→ Exercise
Where a line holds the string "page", return that line.

→ Items

□ □ □

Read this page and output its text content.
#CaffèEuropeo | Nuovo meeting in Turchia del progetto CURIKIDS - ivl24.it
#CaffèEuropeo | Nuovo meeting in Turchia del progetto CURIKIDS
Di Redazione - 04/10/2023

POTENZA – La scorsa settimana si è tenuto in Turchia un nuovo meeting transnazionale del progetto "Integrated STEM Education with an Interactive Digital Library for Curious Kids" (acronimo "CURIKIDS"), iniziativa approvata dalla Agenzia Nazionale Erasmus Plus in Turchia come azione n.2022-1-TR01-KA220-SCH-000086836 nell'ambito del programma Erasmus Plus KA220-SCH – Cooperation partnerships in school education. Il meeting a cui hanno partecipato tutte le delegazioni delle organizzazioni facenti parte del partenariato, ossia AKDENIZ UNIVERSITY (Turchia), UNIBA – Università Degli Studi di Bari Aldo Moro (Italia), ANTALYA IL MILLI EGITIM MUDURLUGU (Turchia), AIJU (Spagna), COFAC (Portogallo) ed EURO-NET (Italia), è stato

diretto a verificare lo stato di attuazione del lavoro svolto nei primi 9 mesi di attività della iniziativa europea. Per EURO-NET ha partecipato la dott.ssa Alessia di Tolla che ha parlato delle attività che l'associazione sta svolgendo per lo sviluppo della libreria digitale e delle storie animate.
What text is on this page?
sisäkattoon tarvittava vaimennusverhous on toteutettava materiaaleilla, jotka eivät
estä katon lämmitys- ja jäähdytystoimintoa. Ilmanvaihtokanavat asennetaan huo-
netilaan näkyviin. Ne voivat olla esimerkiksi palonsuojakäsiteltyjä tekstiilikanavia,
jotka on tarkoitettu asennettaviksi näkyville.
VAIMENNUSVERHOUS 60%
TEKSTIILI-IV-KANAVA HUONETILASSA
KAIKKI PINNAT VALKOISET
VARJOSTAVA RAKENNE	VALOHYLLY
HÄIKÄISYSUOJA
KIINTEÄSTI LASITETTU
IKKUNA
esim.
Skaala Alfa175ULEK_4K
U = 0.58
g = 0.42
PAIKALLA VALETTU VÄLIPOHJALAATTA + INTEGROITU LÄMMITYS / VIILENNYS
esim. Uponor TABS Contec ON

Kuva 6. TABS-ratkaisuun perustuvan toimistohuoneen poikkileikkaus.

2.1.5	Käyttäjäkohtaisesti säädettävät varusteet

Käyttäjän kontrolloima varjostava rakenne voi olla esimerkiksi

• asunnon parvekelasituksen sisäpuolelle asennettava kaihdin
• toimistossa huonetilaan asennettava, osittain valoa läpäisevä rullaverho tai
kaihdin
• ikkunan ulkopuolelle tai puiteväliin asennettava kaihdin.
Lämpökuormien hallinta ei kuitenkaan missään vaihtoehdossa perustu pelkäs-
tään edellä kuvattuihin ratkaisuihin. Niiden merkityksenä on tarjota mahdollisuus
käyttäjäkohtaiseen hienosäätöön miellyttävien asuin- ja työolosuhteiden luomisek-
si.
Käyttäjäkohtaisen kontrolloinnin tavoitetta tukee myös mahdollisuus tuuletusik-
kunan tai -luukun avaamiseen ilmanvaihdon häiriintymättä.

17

□ □ □

→ Complete output
Read this page and output its text content.
What text is on this page?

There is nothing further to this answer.